STATED EXERCISE
Extract all lines that hold "ignored" from the records below.

##############################

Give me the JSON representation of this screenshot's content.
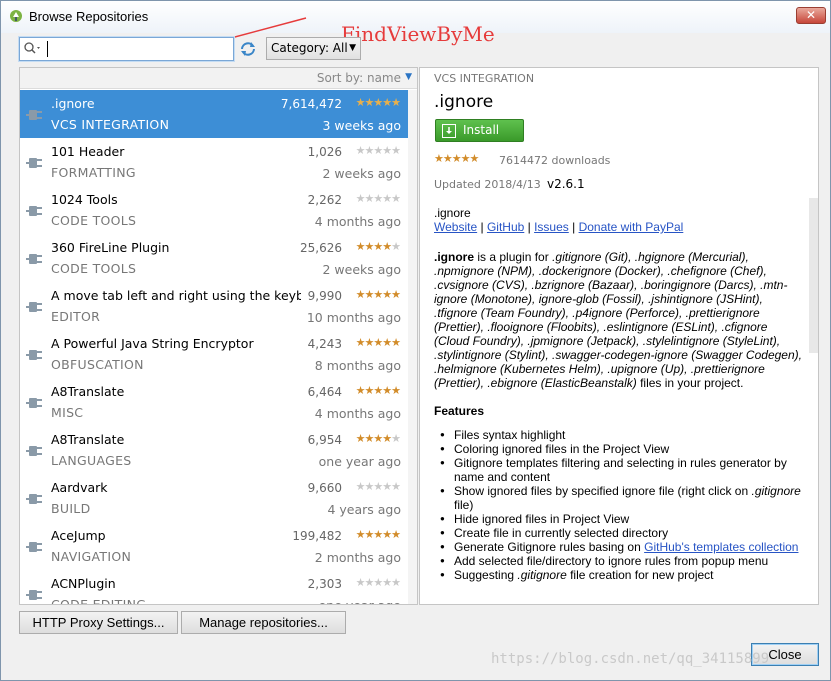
{
  "window": {
    "title": "Browse Repositories"
  },
  "annotation": {
    "text": "FindViewByMe"
  },
  "search": {
    "value": "",
    "placeholder": ""
  },
  "category": {
    "label": "Category: All"
  },
  "sort": {
    "label": "Sort by: name"
  },
  "colors": {
    "accent": "#3d8ed6",
    "install": "#4caf3c",
    "star": "#d28c2a",
    "link": "#2754c5"
  },
  "plugins": [
    {
      "name": ".ignore",
      "category": "VCS INTEGRATION",
      "downloads": "7,614,472",
      "rating": 4.5,
      "date": "3 weeks ago",
      "selected": true
    },
    {
      "name": "101 Header",
      "category": "FORMATTING",
      "downloads": "1,026",
      "rating": 0,
      "date": "2 weeks ago"
    },
    {
      "name": "1024 Tools",
      "category": "CODE TOOLS",
      "downloads": "2,262",
      "rating": 0,
      "date": "4 months ago"
    },
    {
      "name": "360 FireLine Plugin",
      "category": "CODE TOOLS",
      "downloads": "25,626",
      "rating": 4,
      "date": "2 weeks ago"
    },
    {
      "name": "A move tab left and right using the keyboard",
      "category": "EDITOR",
      "downloads": "9,990",
      "rating": 4.5,
      "date": "10 months ago"
    },
    {
      "name": "A Powerful Java String Encryptor",
      "category": "OBFUSCATION",
      "downloads": "4,243",
      "rating": 5,
      "date": "8 months ago"
    },
    {
      "name": "A8Translate",
      "category": "MISC",
      "downloads": "6,464",
      "rating": 5,
      "date": "4 months ago"
    },
    {
      "name": "A8Translate",
      "category": "LANGUAGES",
      "downloads": "6,954",
      "rating": 3.5,
      "date": "one year ago"
    },
    {
      "name": "Aardvark",
      "category": "BUILD",
      "downloads": "9,660",
      "rating": 0,
      "date": "4 years ago"
    },
    {
      "name": "AceJump",
      "category": "NAVIGATION",
      "downloads": "199,482",
      "rating": 4.5,
      "date": "2 months ago"
    },
    {
      "name": "ACNPlugin",
      "category": "CODE EDITING",
      "downloads": "2,303",
      "rating": 0,
      "date": "one year ago"
    }
  ],
  "detail": {
    "category": "VCS INTEGRATION",
    "name": ".ignore",
    "install_label": "Install",
    "rating": 4.5,
    "downloads_label": "7614472 downloads",
    "updated_label": "Updated 2018/4/13",
    "version": "v2.6.1",
    "short_name": ".ignore",
    "links": {
      "website": "Website",
      "github": "GitHub",
      "issues": "Issues",
      "donate": "Donate with PayPal",
      "sep": " | "
    },
    "desc_bold": ".ignore",
    "desc_intro": " is a plugin for ",
    "desc_list": ".gitignore (Git), .hgignore (Mercurial), .npmignore (NPM), .dockerignore (Docker), .chefignore (Chef), .cvsignore (CVS), .bzrignore (Bazaar), .boringignore (Darcs), .mtn-ignore (Monotone), ignore-glob (Fossil), .jshintignore (JSHint), .tfignore (Team Foundry), .p4ignore (Perforce), .prettierignore (Prettier), .flooignore (Floobits), .eslintignore (ESLint), .cfignore (Cloud Foundry), .jpmignore (Jetpack), .stylelintignore (StyleLint), .stylintignore (Stylint), .swagger-codegen-ignore (Swagger Codegen), .helmignore (Kubernetes Helm), .upignore (Up), .prettierignore (Prettier), .ebignore (ElasticBeanstalk)",
    "desc_end": " files in your project.",
    "features_title": "Features",
    "features": {
      "f1": "Files syntax highlight",
      "f2": "Coloring ignored files in the Project View",
      "f3": "Gitignore templates filtering and selecting in rules generator by name and content",
      "f4a": "Show ignored files by specified ignore file (right click on ",
      "f4b": ".gitignore",
      "f4c": " file)",
      "f5": "Hide ignored files in Project View",
      "f6": "Create file in currently selected directory",
      "f7a": "Generate Gitignore rules basing on ",
      "f7b": "GitHub's templates collection",
      "f8": "Add selected file/directory to ignore rules from popup menu",
      "f9a": "Suggesting ",
      "f9b": ".gitignore",
      "f9c": " file creation for new project"
    }
  },
  "buttons": {
    "proxy": "HTTP Proxy Settings...",
    "repos": "Manage repositories...",
    "close": "Close"
  },
  "watermark": "https://blog.csdn.net/qq_34115899"
}
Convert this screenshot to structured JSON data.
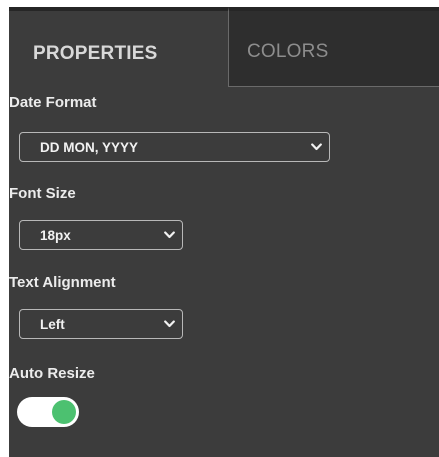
{
  "tabs": [
    {
      "label": "PROPERTIES",
      "active": true
    },
    {
      "label": "COLORS",
      "active": false
    }
  ],
  "fields": {
    "date_format": {
      "label": "Date Format",
      "value": "DD MON, YYYY"
    },
    "font_size": {
      "label": "Font Size",
      "value": "18px"
    },
    "text_alignment": {
      "label": "Text Alignment",
      "value": "Left"
    },
    "auto_resize": {
      "label": "Auto Resize",
      "enabled": true
    }
  },
  "colors": {
    "panel_bg": "#3c3c3c",
    "toggle_on": "#4cc170"
  },
  "icons": {
    "dropdown": "chevron-down-icon"
  }
}
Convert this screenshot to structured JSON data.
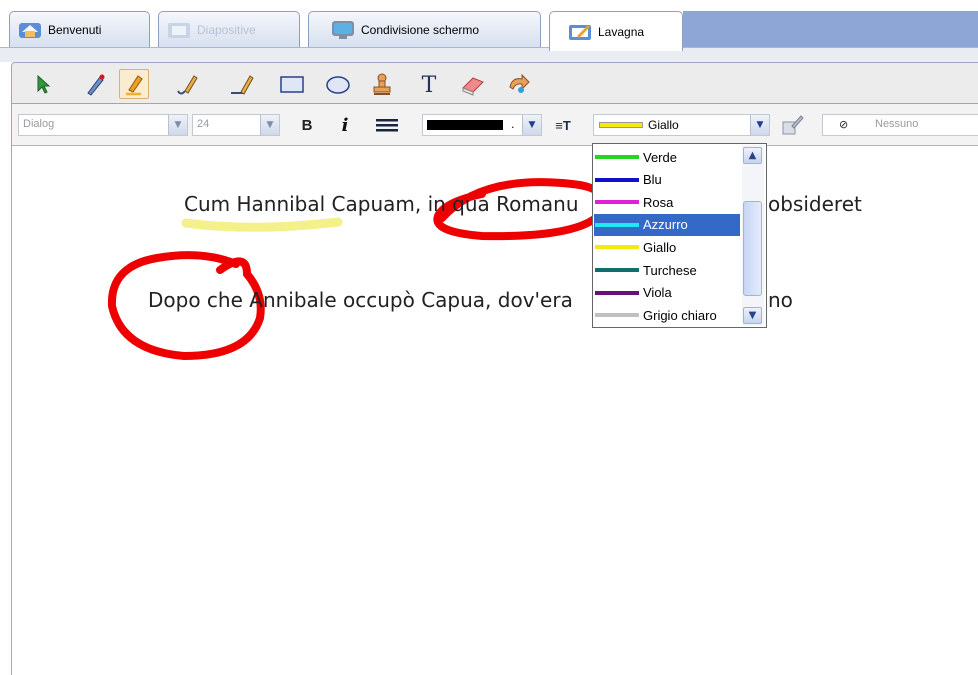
{
  "tabs": [
    {
      "label": "Benvenuti",
      "icon": "home-icon",
      "state": "normal"
    },
    {
      "label": "Diapositive",
      "icon": "slides-icon",
      "state": "disabled"
    },
    {
      "label": "Condivisione schermo",
      "icon": "monitor-icon",
      "state": "normal"
    },
    {
      "label": "Lavagna",
      "icon": "whiteboard-icon",
      "state": "active"
    }
  ],
  "toolbar": {
    "tools": [
      "select-arrow-icon",
      "pen-icon",
      "highlighter-icon",
      "curve-pen-icon",
      "line-pen-icon",
      "rectangle-icon",
      "ellipse-icon",
      "stamp-icon",
      "text-tool-icon",
      "eraser-icon",
      "undo-icon"
    ],
    "selected_tool": "highlighter-icon"
  },
  "format_bar": {
    "font_family": "Dialog",
    "font_size": "24",
    "bold_label": "B",
    "italic_label": "i",
    "line_color_value": "#000000",
    "line_color_suffix": ".",
    "text_color_label": "≡T",
    "highlight_color": "Giallo",
    "fill_label": "Nessuno",
    "fill_prefix": "⊘"
  },
  "canvas": {
    "line1": "Cum Hannibal Capuam, in qua Romanu",
    "line1_tail": "obsideret",
    "line2": "Dopo che Annibale occupò Capua, dov'era",
    "line2_tail": "no"
  },
  "dropdown": {
    "options": [
      {
        "name": "Verde",
        "color": "#22d622"
      },
      {
        "name": "Blu",
        "color": "#1010c8"
      },
      {
        "name": "Rosa",
        "color": "#e020d8"
      },
      {
        "name": "Azzurro",
        "color": "#20e8f0"
      },
      {
        "name": "Giallo",
        "color": "#f4ea10"
      },
      {
        "name": "Turchese",
        "color": "#0f6e6e"
      },
      {
        "name": "Viola",
        "color": "#6a0f7a"
      },
      {
        "name": "Grigio chiaro",
        "color": "#c0c0c0"
      }
    ],
    "selected": "Azzurro"
  },
  "colors": {
    "accent": "#3569c7",
    "annotation_red": "#ee0000",
    "highlight_yellow": "#f4f08a",
    "header_blue": "#8ea6d6"
  }
}
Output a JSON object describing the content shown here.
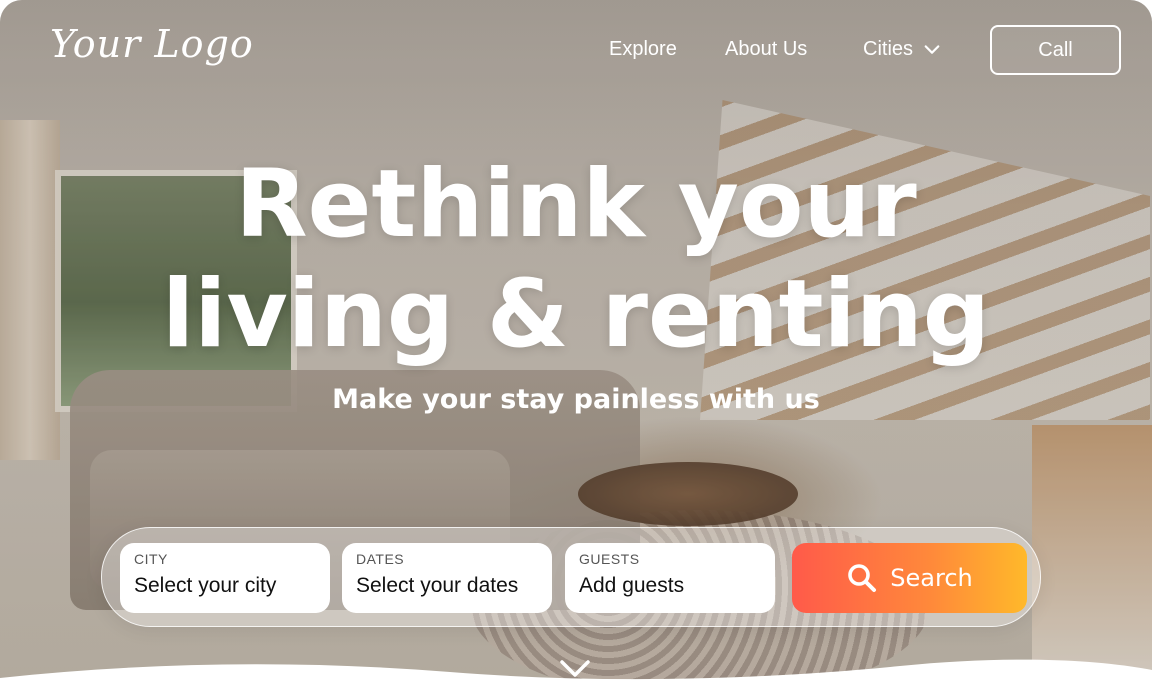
{
  "header": {
    "logo_text": "Your Logo",
    "nav": [
      {
        "label": "Explore"
      },
      {
        "label": "About Us"
      },
      {
        "label": "Cities",
        "icon": "chevron-down-icon"
      }
    ],
    "call_label": "Call"
  },
  "hero": {
    "headline_line1": "Rethink your",
    "headline_line2": "living & renting",
    "subheadline": "Make your stay painless with us"
  },
  "search": {
    "city": {
      "label": "CITY",
      "value": "Select your city"
    },
    "dates": {
      "label": "DATES",
      "value": "Select your dates"
    },
    "guests": {
      "label": "GUESTS",
      "value": "Add guests"
    },
    "button_label": "Search",
    "button_icon": "search-icon"
  },
  "scroll_icon": "chevron-down-icon",
  "colors": {
    "search_gradient_start": "#ff5a4a",
    "search_gradient_end": "#ffb92a",
    "text_light": "#ffffff"
  }
}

##############################

WRITTEN RESPONSE
      "f2": "Coloring ignored files in the Project View",
      "f4a": "Show ignored files by specified ignore file (right click on ",
      "f5": "Hide ignored files in Project View",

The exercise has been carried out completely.